Rewrite the data below, swapping "Average Salary" for "Mean Salary" at every occurrence and keeping everything else the same.

┌─ TASK MATERIAL

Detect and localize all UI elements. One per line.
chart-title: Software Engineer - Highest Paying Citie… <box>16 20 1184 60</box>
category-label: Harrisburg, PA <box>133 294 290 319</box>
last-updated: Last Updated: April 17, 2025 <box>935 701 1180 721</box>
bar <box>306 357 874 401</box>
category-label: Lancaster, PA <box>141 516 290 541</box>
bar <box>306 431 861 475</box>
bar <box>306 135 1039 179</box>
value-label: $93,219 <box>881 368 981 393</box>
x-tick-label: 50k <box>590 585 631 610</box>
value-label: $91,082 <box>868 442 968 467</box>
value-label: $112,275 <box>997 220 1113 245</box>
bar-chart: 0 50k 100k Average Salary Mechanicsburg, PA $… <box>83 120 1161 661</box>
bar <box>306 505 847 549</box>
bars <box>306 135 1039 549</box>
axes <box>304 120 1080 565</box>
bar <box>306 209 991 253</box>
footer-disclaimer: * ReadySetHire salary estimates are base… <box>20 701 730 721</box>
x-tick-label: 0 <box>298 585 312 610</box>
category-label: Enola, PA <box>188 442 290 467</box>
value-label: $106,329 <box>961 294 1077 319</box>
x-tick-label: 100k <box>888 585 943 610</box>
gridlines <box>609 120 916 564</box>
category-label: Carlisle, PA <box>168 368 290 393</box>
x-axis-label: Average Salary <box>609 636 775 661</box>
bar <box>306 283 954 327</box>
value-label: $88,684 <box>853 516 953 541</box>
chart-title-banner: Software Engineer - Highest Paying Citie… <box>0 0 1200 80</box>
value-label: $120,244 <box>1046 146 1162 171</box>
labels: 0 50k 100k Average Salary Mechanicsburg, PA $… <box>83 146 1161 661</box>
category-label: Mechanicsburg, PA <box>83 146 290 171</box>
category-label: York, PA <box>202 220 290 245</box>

└─

• EXERCISE RESULT
Detect and localize all UI elements. One per line.
chart-title: Software Engineer - Highest Paying Citie… <box>16 20 1184 60</box>
category-label: Harrisburg, PA <box>133 294 290 319</box>
last-updated: Last Updated: April 17, 2025 <box>935 701 1180 721</box>
bar <box>306 357 874 401</box>
category-label: Lancaster, PA <box>141 516 290 541</box>
bar <box>306 431 861 475</box>
bar <box>306 135 1039 179</box>
value-label: $93,219 <box>881 368 981 393</box>
x-tick-label: 50k <box>590 585 631 610</box>
value-label: $91,082 <box>868 442 968 467</box>
value-label: $112,275 <box>997 220 1113 245</box>
bar-chart: 0 50k 100k Mean Salary Mechanicsburg, PA $… <box>83 120 1161 661</box>
bar <box>306 505 847 549</box>
bars <box>306 135 1039 549</box>
axes <box>304 120 1080 565</box>
bar <box>306 209 991 253</box>
footer-disclaimer: * ReadySetHire salary estimates are base… <box>20 701 730 721</box>
x-tick-label: 0 <box>298 585 312 610</box>
category-label: Enola, PA <box>188 442 290 467</box>
value-label: $106,329 <box>961 294 1077 319</box>
x-tick-label: 100k <box>888 585 943 610</box>
gridlines <box>609 120 916 564</box>
category-label: Carlisle, PA <box>168 368 290 393</box>
x-axis-label: Mean Salary <box>609 636 775 661</box>
bar <box>306 283 954 327</box>
value-label: $88,684 <box>853 516 953 541</box>
chart-title-banner: Software Engineer - Highest Paying Citie… <box>0 0 1200 80</box>
value-label: $120,244 <box>1046 146 1162 171</box>
labels: 0 50k 100k Mean Salary Mechanicsburg, PA $… <box>83 146 1161 661</box>
category-label: Mechanicsburg, PA <box>83 146 290 171</box>
category-label: York, PA <box>202 220 290 245</box>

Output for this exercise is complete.